WHAT THE TASK ASKS:
Write out the whole listing word for word.

(Excerpt from a dataset)
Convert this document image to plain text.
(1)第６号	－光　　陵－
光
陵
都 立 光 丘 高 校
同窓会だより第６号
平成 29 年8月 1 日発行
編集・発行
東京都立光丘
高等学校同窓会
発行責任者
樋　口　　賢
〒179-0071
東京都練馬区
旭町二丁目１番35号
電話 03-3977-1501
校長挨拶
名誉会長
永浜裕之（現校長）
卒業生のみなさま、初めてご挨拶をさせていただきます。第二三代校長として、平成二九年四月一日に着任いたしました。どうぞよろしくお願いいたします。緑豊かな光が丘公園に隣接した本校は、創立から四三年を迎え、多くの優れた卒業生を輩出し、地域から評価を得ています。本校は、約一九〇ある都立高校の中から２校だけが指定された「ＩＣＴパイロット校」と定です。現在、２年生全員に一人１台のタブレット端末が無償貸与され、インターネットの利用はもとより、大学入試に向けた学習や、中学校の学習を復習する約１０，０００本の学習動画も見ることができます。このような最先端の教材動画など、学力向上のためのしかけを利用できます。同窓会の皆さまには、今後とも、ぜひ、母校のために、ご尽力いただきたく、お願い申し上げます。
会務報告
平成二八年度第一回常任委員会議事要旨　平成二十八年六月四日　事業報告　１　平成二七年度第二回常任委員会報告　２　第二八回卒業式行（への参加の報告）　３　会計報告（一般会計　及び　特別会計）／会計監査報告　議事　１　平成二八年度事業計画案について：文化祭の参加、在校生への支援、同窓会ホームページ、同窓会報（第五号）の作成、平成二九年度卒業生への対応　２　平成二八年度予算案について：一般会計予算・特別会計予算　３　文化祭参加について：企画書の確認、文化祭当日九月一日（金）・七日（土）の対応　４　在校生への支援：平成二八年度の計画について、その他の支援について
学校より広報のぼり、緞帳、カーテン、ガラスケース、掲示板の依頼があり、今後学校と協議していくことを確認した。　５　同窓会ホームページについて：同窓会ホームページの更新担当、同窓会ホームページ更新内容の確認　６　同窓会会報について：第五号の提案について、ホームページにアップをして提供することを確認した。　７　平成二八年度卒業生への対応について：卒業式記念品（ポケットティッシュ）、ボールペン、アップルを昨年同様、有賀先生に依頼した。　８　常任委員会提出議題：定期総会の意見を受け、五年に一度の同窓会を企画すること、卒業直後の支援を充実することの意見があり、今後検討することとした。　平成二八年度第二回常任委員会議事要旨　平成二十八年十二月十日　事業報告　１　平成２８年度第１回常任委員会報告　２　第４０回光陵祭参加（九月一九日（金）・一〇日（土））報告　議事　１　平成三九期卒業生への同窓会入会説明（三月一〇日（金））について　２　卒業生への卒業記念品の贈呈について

OUTPUT FOR THIS TASK:
Convert this document image to plain text.
(1)第６号	－光　　陵－
光
陵
都 立 光 丘 高 校
同窓会だより第６号
平成 29 年8月 1 日発行
編集・発行
東京都立光丘
高等学校同窓会
発行責任者
樋　口　　賢
〒179-0071
東京都練馬区
旭町二丁目１番35号
電話 03-3977-1501
校長挨拶
名誉会長
永浜裕之（現校長）
卒業生のみなさま、初めてご挨拶をさせていただきます。第二三代校長として、平成二九年四月一日に着任いたしました。どうぞよろしくお願いいたします。緑豊かな光が丘公園に隣接した本校は、創立から四三年を迎え、多くの優れた卒業生を輩出し、地域から評価を得ています。本校は、約一九〇ある都立高校の中から２校だけが指定された「ＩＣＴパイロット校」と定です。現在、２年生全員に一人１台のタブレット端末が無償貸与され、インターネットの利用はもとより、大学入試に向けた学習や、中学校の学習を復習する約１０，０００本の学習動画も見ることができます。このような最先端の教材動画など、学力向上のためのしかけを利用できます。同窓会の皆さまには、今後とも、ぜひ、母校のために、ご尽力いただきたく、お願い申し上げます。
会務報告
平成二八年度第一回常任委員会議事要旨　平成二十八年六月四日　事業報告　１　平成二七年度第二回常任委員会報告　２　第二八回卒業式行（への参加の報告）　３　会計報告（一般会計　及び　特別会計）／会計監査報告　議事　１　平成二八年度事業計画案について：文化祭の参加、在校生への支援、同窓会ホームページ、同窓会報（第五号）の作成、平成二九年度卒業生への対応　２　平成二八年度予算案について：一般会計予算・特別会計予算　３　文化祭参加について：企画書の確認、文化祭当日九月一日（金）・七日（土）の対応　４　在校生への支援：平成二八年度の計画について、その他の支援について
学校より広報のぼり、緞帳、カーテン、ガラスケース、掲示板の依頼があり、今後学校と協議していくことを確認した。　５　同窓会ホームページについて：同窓会ホームページの更新担当、同窓会ホームページ更新内容の確認　６　同窓会会報について：第五号の提案について、ホームページにアップをして提供することを確認した。　７　平成二八年度卒業生への対応について：卒業式記念品（ポケットティッシュ）、ボールペン、アップルを昨年同様、有賀先生に依頼した。　８　常任委員会提出議題：定期総会の意見を受け、五年に一度の同窓会を企画すること、卒業直後の支援を充実することの意見があり、今後検討することとした。　平成二八年度第二回常任委員会議事要旨　平成二十八年十二月十日　事業報告　１　平成２８年度第１回常任委員会報告　２　第４０回光陵祭参加（九月一九日（金）・一〇日（土））報告　議事　１　平成三九期卒業生への同窓会入会説明（三月一〇日（金））について　２　卒業生への卒業記念品の贈呈について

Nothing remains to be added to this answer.